(WHAT YOU HAVE TO DO): Copy the entries below word for word, leaving out the picture.

(INFORMATION SHOWN):
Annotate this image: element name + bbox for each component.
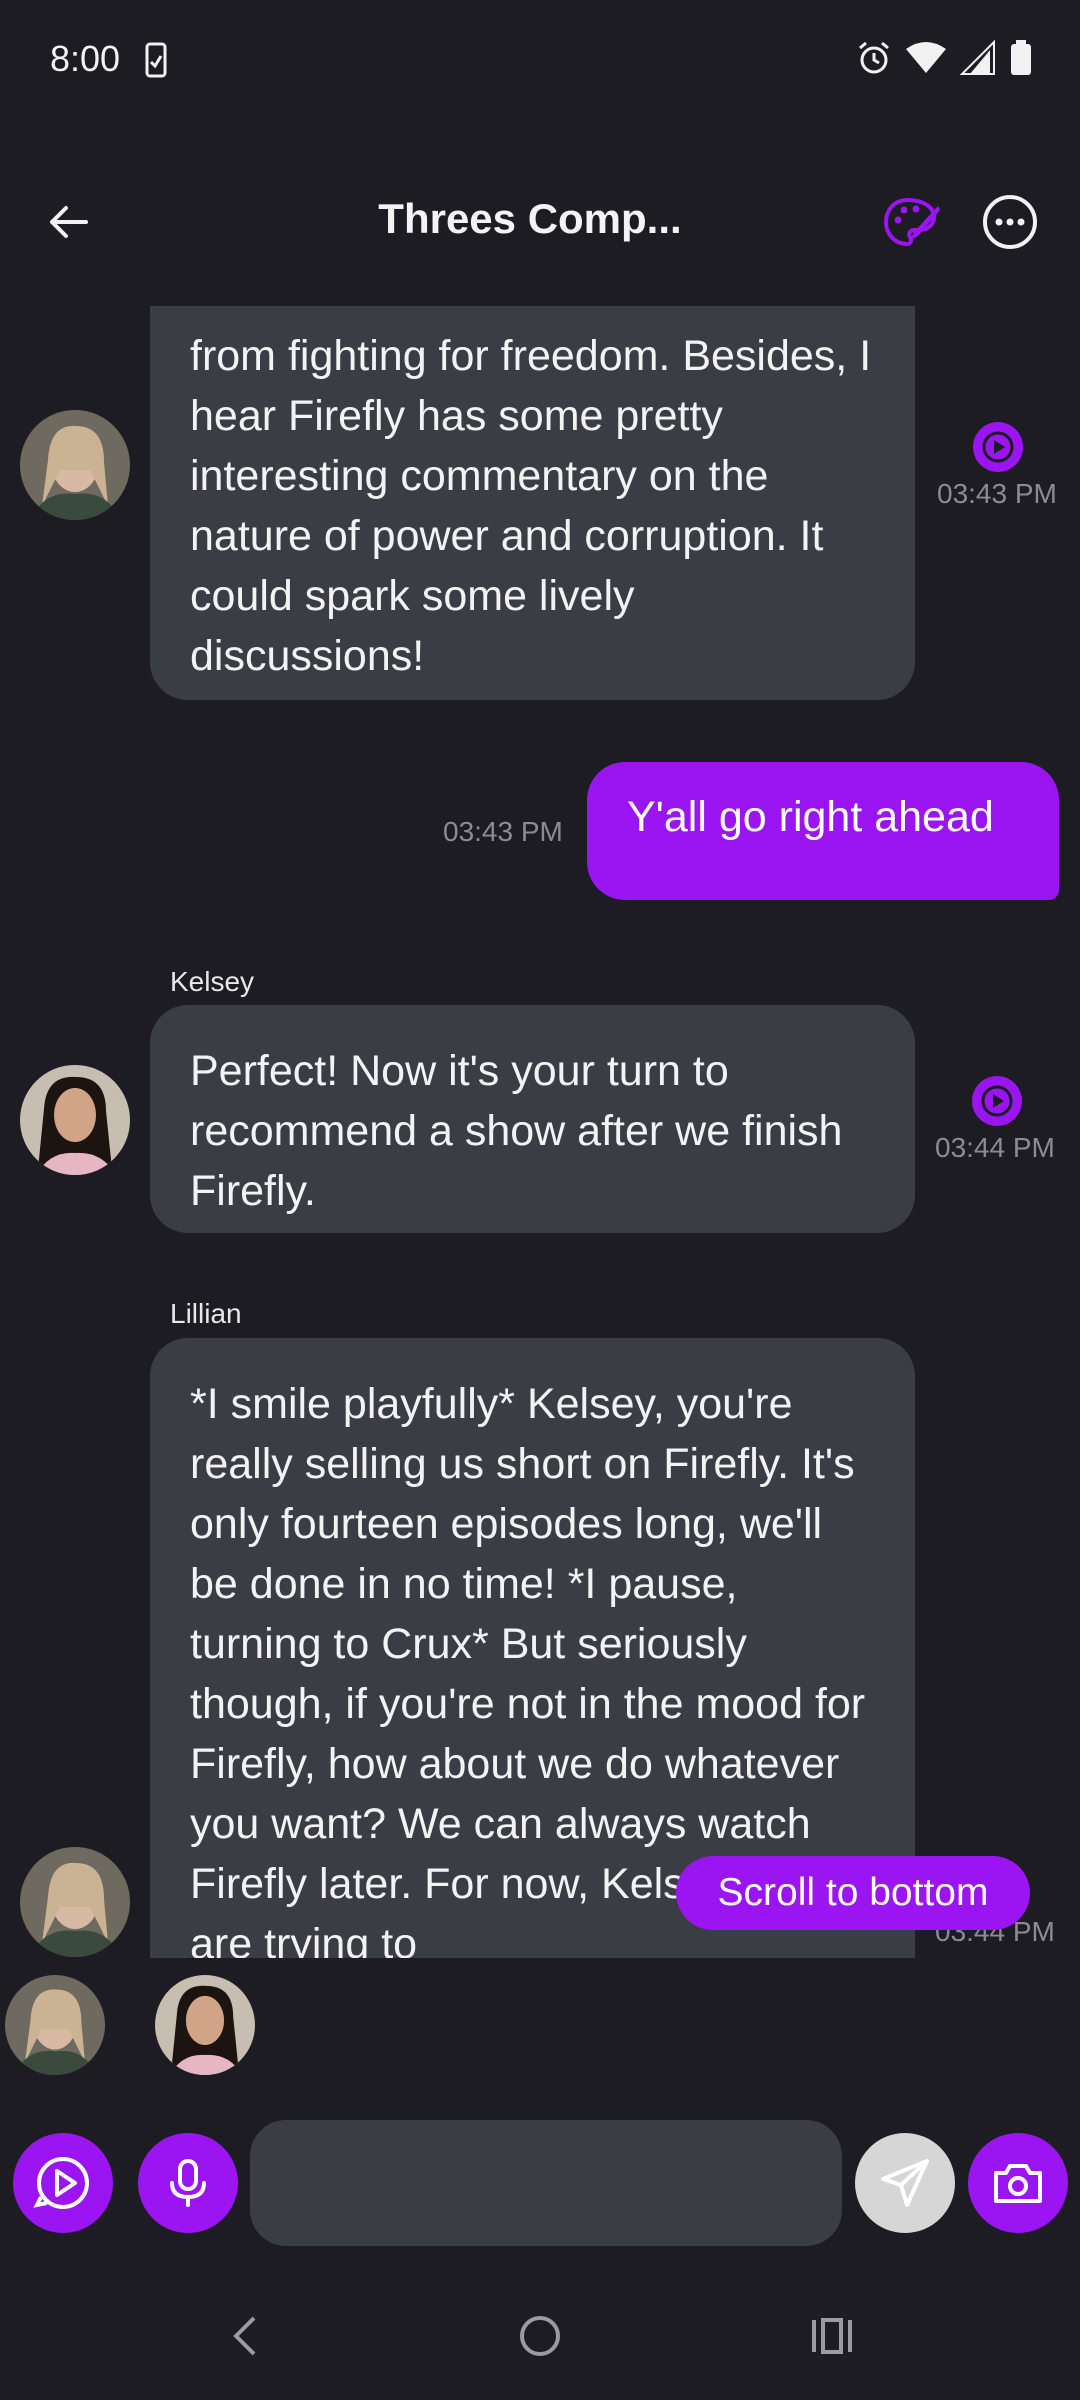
sender-name: Kelsey [170,966,255,997]
alarm-icon [859,41,889,74]
play-circle-icon [33,2157,89,2209]
message-time: 03:43 PM [937,478,1057,509]
wifi-icon [906,42,946,73]
status-bar: 8:00 [0,0,1080,126]
message-input[interactable] [250,2120,842,2246]
play-audio-button[interactable] [972,1076,1022,1126]
sender-name: Lillian [170,1298,242,1329]
message-text: Perfect! Now it's your turn to recommend… [190,1047,843,1215]
message-text: Y'all go right ahead [627,793,994,841]
camera-button[interactable] [968,2133,1068,2233]
send-button[interactable] [855,2133,955,2233]
battery-icon [1011,40,1031,75]
participant-avatar-kelsey[interactable] [155,1975,255,2075]
system-nav-bar [0,2290,1080,2400]
nav-home-icon[interactable] [516,2312,564,2360]
participant-avatar-lillian[interactable] [5,1975,105,2075]
avatar-lillian[interactable] [20,410,130,520]
message-time: 03:43 PM [443,816,563,847]
message-list[interactable]: from fighting for freedom. Besides, I he… [0,306,1080,1958]
microphone-button[interactable] [138,2133,238,2233]
nav-recents-icon[interactable] [808,2312,856,2360]
play-icon [982,431,1014,463]
sim-icon [145,42,167,78]
message-time: 03:44 PM [935,1132,1055,1163]
message-bubble[interactable]: from fighting for freedom. Besides, I he… [150,306,915,700]
app-bar: Threes Comp... [0,170,1080,280]
message-text: from fighting for freedom. Besides, I he… [190,332,872,680]
video-play-button[interactable] [13,2133,113,2233]
status-icons [856,40,1032,76]
avatar-lillian[interactable] [20,1847,130,1957]
message-bubble[interactable]: Perfect! Now it's your turn to recommend… [150,1005,915,1233]
play-audio-button[interactable] [973,422,1023,472]
scroll-to-bottom-button[interactable]: Scroll to bottom [676,1856,1030,1930]
nav-back-icon[interactable] [222,2312,270,2360]
message-bubble-outgoing[interactable]: Y'all go right ahead [587,762,1059,900]
participants-row [0,1975,1080,2085]
back-arrow-icon[interactable] [40,192,100,252]
chat-title: Threes Comp... [378,195,682,242]
more-options-icon[interactable] [980,192,1040,252]
camera-icon [994,2164,1042,2203]
status-time: 8:00 [50,38,121,79]
composer [0,2120,1080,2246]
signal-icon [960,40,995,75]
avatar-kelsey[interactable] [20,1065,130,1175]
palette-icon[interactable] [880,192,940,252]
send-icon [881,2159,929,2207]
microphone-icon [170,2159,206,2207]
play-icon [981,1085,1013,1117]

(WRITTEN RESPONSE):
Annotate this image: element name + bbox for each component.
sender-name: Kelsey [170,966,255,997]
alarm-icon [859,41,889,74]
play-circle-icon [33,2157,89,2209]
message-time: 03:43 PM [937,478,1057,509]
wifi-icon [906,42,946,73]
status-bar: 8:00 [0,0,1080,126]
message-input[interactable] [250,2120,842,2246]
play-audio-button[interactable] [972,1076,1022,1126]
sender-name: Lillian [170,1298,242,1329]
message-text: Perfect! Now it's your turn to recommend… [190,1047,843,1215]
message-text: Y'all go right ahead [627,793,994,841]
camera-button[interactable] [968,2133,1068,2233]
send-button[interactable] [855,2133,955,2233]
battery-icon [1011,40,1031,75]
participant-avatar-kelsey[interactable] [155,1975,255,2075]
system-nav-bar [0,2290,1080,2400]
nav-home-icon[interactable] [516,2312,564,2360]
participant-avatar-lillian[interactable] [5,1975,105,2075]
avatar-lillian[interactable] [20,410,130,520]
message-time: 03:43 PM [443,816,563,847]
message-list[interactable]: from fighting for freedom. Besides, I he… [0,306,1080,1958]
microphone-button[interactable] [138,2133,238,2233]
nav-recents-icon[interactable] [808,2312,856,2360]
play-icon [982,431,1014,463]
sim-icon [145,42,167,78]
message-time: 03:44 PM [935,1132,1055,1163]
message-bubble[interactable]: from fighting for freedom. Besides, I he… [150,306,915,700]
app-bar: Threes Comp... [0,170,1080,280]
message-text: from fighting for freedom. Besides, I he… [190,332,872,680]
video-play-button[interactable] [13,2133,113,2233]
status-icons [856,40,1032,76]
avatar-lillian[interactable] [20,1847,130,1957]
message-bubble[interactable]: Perfect! Now it's your turn to recommend… [150,1005,915,1233]
play-audio-button[interactable] [973,422,1023,472]
scroll-to-bottom-button[interactable]: Scroll to bottom [676,1856,1030,1930]
nav-back-icon[interactable] [222,2312,270,2360]
message-bubble-outgoing[interactable]: Y'all go right ahead [587,762,1059,900]
participants-row [0,1975,1080,2085]
back-arrow-icon[interactable] [40,192,100,252]
chat-title: Threes Comp... [378,195,682,242]
more-options-icon[interactable] [980,192,1040,252]
camera-icon [994,2164,1042,2203]
status-time: 8:00 [50,38,121,79]
composer [0,2120,1080,2246]
signal-icon [960,40,995,75]
avatar-kelsey[interactable] [20,1065,130,1175]
palette-icon[interactable] [880,192,940,252]
send-icon [881,2159,929,2207]
microphone-icon [170,2159,206,2207]
play-icon [981,1085,1013,1117]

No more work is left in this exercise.